Saved data entries

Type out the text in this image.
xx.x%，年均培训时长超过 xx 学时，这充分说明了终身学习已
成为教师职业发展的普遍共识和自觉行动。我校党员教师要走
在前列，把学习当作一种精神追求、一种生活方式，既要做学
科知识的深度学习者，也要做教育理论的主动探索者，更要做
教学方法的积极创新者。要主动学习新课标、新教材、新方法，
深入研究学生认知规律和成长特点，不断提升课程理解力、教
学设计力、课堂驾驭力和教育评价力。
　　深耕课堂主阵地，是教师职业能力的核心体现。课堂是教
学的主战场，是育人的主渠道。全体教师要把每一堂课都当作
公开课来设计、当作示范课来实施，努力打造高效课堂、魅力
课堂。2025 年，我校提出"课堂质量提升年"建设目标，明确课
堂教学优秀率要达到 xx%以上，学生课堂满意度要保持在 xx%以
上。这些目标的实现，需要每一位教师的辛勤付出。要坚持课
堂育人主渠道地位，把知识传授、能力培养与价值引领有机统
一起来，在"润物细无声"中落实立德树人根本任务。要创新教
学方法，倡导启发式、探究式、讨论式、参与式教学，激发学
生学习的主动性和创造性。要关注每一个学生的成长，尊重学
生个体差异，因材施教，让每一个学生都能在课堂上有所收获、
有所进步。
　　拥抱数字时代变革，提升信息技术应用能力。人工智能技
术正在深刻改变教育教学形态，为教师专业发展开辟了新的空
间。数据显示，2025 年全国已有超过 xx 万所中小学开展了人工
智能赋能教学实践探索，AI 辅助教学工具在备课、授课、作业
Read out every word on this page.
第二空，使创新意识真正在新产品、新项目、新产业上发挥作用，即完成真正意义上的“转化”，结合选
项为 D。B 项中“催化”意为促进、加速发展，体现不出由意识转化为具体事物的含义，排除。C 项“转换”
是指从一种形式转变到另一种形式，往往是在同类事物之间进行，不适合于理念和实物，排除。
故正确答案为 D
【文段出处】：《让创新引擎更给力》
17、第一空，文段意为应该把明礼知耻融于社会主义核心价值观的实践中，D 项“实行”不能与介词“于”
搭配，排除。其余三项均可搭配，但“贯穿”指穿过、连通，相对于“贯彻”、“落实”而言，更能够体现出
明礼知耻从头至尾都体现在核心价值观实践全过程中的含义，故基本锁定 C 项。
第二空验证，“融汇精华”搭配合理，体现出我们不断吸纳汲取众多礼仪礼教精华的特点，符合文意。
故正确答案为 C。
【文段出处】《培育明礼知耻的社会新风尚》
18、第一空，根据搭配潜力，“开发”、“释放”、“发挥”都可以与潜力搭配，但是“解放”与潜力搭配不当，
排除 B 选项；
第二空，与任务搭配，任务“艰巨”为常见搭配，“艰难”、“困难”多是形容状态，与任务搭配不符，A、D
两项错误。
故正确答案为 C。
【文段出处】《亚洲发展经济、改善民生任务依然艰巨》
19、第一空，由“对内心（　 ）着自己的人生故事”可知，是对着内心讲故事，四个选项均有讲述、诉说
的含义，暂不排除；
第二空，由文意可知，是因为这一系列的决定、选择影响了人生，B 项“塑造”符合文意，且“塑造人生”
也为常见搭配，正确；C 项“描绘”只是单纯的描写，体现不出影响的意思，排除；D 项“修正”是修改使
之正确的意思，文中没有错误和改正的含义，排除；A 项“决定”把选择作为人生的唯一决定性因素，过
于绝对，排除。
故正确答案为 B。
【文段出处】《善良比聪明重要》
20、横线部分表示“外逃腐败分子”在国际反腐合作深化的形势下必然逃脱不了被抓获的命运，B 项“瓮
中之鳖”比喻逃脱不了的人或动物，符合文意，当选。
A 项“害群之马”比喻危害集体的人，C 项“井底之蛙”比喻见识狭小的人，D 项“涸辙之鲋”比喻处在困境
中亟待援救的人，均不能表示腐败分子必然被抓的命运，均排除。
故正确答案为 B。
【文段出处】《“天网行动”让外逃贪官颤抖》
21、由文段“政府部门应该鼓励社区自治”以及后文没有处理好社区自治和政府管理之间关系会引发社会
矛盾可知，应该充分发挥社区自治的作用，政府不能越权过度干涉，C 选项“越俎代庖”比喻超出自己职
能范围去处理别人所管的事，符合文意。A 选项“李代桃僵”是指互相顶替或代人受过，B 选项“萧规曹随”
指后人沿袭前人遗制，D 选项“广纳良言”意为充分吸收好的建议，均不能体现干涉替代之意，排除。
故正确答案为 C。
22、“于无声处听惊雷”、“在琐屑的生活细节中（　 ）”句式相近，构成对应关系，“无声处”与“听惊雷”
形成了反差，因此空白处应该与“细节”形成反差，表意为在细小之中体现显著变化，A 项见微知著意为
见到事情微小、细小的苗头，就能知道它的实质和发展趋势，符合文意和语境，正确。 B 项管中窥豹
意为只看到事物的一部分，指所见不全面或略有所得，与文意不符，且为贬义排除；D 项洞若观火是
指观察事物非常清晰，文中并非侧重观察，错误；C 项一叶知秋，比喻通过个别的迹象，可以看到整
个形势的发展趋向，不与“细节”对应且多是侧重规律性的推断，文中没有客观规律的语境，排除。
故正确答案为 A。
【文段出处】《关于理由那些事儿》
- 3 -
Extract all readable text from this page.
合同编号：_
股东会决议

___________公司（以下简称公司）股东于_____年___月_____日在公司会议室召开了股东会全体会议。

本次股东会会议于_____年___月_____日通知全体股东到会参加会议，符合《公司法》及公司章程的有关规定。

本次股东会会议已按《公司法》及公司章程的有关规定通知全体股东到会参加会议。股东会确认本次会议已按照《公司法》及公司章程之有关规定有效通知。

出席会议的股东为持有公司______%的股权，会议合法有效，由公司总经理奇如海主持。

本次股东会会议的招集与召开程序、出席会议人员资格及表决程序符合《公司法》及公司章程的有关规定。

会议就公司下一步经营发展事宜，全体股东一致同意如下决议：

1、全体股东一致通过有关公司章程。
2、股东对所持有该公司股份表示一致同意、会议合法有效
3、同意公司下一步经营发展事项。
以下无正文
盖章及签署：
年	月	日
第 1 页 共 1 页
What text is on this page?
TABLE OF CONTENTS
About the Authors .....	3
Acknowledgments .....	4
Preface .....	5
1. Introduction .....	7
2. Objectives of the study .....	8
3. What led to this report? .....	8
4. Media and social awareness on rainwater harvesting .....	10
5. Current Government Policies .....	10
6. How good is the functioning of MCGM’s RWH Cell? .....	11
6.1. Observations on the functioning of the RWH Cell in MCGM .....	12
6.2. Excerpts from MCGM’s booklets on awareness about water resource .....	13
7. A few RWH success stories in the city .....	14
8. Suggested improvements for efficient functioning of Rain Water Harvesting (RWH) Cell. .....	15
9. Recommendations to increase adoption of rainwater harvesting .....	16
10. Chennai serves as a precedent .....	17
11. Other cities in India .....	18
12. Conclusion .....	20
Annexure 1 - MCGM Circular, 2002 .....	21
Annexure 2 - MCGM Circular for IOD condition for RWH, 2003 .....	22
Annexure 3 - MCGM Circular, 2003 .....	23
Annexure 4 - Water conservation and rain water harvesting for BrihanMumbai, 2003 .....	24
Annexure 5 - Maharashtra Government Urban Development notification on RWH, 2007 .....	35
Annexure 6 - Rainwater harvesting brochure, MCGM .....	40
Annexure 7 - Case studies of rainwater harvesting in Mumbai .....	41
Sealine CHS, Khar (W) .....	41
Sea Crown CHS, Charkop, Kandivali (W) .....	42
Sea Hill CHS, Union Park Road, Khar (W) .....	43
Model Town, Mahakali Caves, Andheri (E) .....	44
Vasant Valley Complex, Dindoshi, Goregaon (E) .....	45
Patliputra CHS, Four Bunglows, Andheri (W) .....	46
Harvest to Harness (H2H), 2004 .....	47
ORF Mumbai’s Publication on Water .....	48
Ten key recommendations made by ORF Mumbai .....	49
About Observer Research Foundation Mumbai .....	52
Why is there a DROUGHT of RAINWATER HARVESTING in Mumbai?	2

* What you will do *
Scan the material line by line and report each one that contains "this".

* Finished exercise *
Type out the text in this image.
Read out every word on this page.
Extract all readable text from this page.
What text is on this page?
3. What led to this report? .....	8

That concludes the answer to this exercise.